| SUPPLIED RECORDS |
§ §

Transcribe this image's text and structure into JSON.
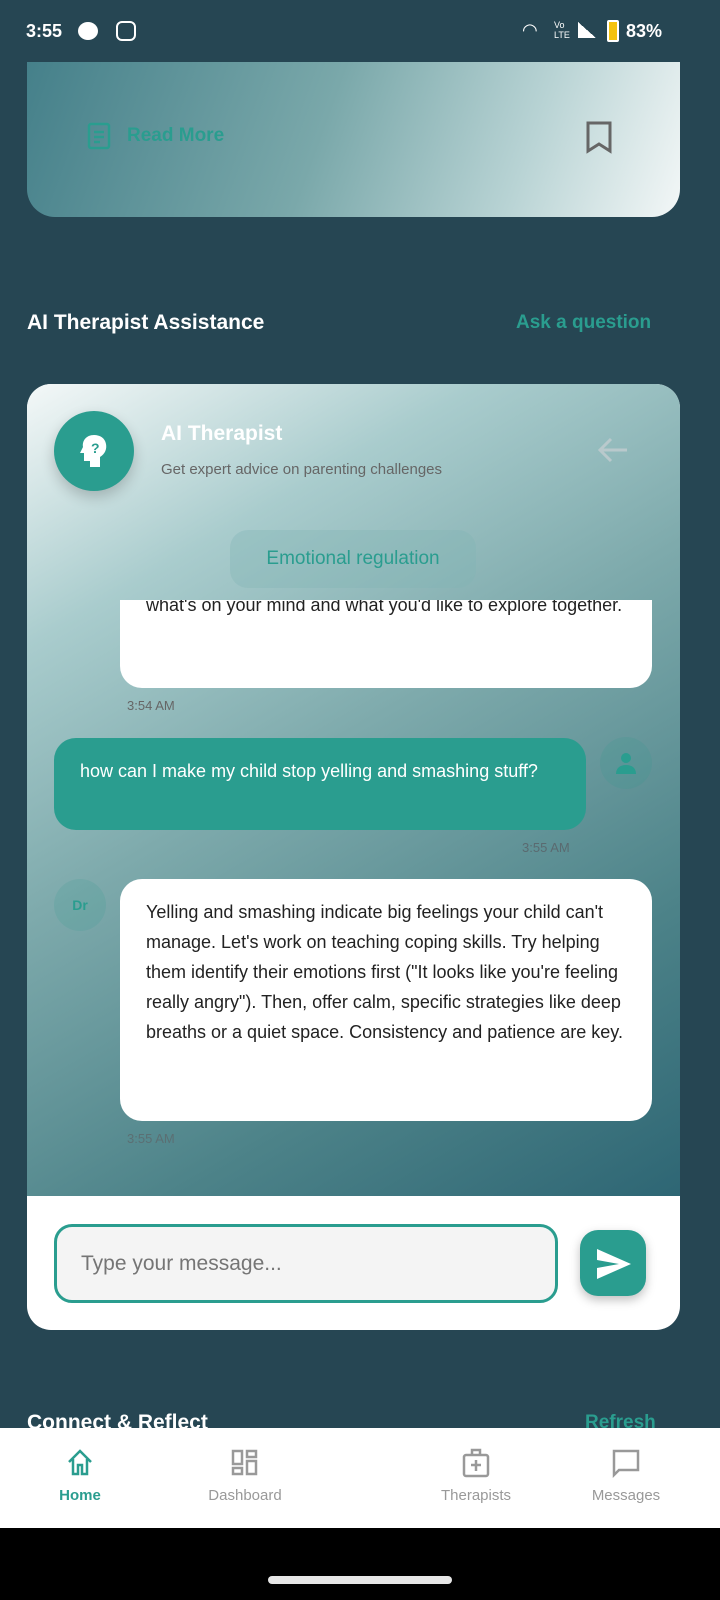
{
  "status_bar": {
    "time": "3:55",
    "battery": "83%"
  },
  "top_card": {
    "read_more": "Read More"
  },
  "ai_section": {
    "title": "AI Therapist Assistance",
    "action": "Ask a question"
  },
  "chat": {
    "title": "AI Therapist",
    "subtitle": "Get expert advice on parenting challenges",
    "topic": "Emotional regulation",
    "messages": [
      {
        "sender": "bot",
        "text": "what's on your mind and what you'd like to explore together.",
        "time": "3:54 AM"
      },
      {
        "sender": "user",
        "text": "how can I make my child stop yelling and smashing stuff?",
        "time": "3:55 AM"
      },
      {
        "sender": "bot",
        "avatar": "Dr",
        "text": "Yelling and smashing indicate big feelings your child can't manage. Let's work on teaching coping skills.  Try helping them identify their emotions first (\"It looks like you're feeling really angry\"). Then, offer calm, specific strategies like deep breaths or a quiet space.  Consistency and patience are key.",
        "time": "3:55 AM"
      }
    ],
    "input_placeholder": "Type your message..."
  },
  "connect_section": {
    "title": "Connect & Reflect",
    "action": "Refresh"
  },
  "nav": [
    {
      "label": "Home",
      "active": true
    },
    {
      "label": "Dashboard"
    },
    {
      "label": "Therapists"
    },
    {
      "label": "Messages"
    }
  ],
  "colors": {
    "accent": "#2a9d8f",
    "background": "#264653"
  }
}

§ §

| EXERCISE INSTRUCTIONS |
All of the lines above should be printed exactly, minus the pictures.

| FULL ANSWER |
Transcribe this image's text and structure into JSON.
{
  "status_bar": {
    "time": "3:55",
    "battery": "83%"
  },
  "top_card": {
    "read_more": "Read More"
  },
  "ai_section": {
    "title": "AI Therapist Assistance",
    "action": "Ask a question"
  },
  "chat": {
    "title": "AI Therapist",
    "subtitle": "Get expert advice on parenting challenges",
    "topic": "Emotional regulation",
    "messages": [
      {
        "sender": "bot",
        "text": "what's on your mind and what you'd like to explore together.",
        "time": "3:54 AM"
      },
      {
        "sender": "user",
        "text": "how can I make my child stop yelling and smashing stuff?",
        "time": "3:55 AM"
      },
      {
        "sender": "bot",
        "avatar": "Dr",
        "text": "Yelling and smashing indicate big feelings your child can't manage. Let's work on teaching coping skills.  Try helping them identify their emotions first (\"It looks like you're feeling really angry\"). Then, offer calm, specific strategies like deep breaths or a quiet space.  Consistency and patience are key.",
        "time": "3:55 AM"
      }
    ],
    "input_placeholder": "Type your message..."
  },
  "connect_section": {
    "title": "Connect & Reflect",
    "action": "Refresh"
  },
  "nav": [
    {
      "label": "Home",
      "active": true
    },
    {
      "label": "Dashboard"
    },
    {
      "label": "Therapists"
    },
    {
      "label": "Messages"
    }
  ],
  "colors": {
    "accent": "#2a9d8f",
    "background": "#264653"
  }
}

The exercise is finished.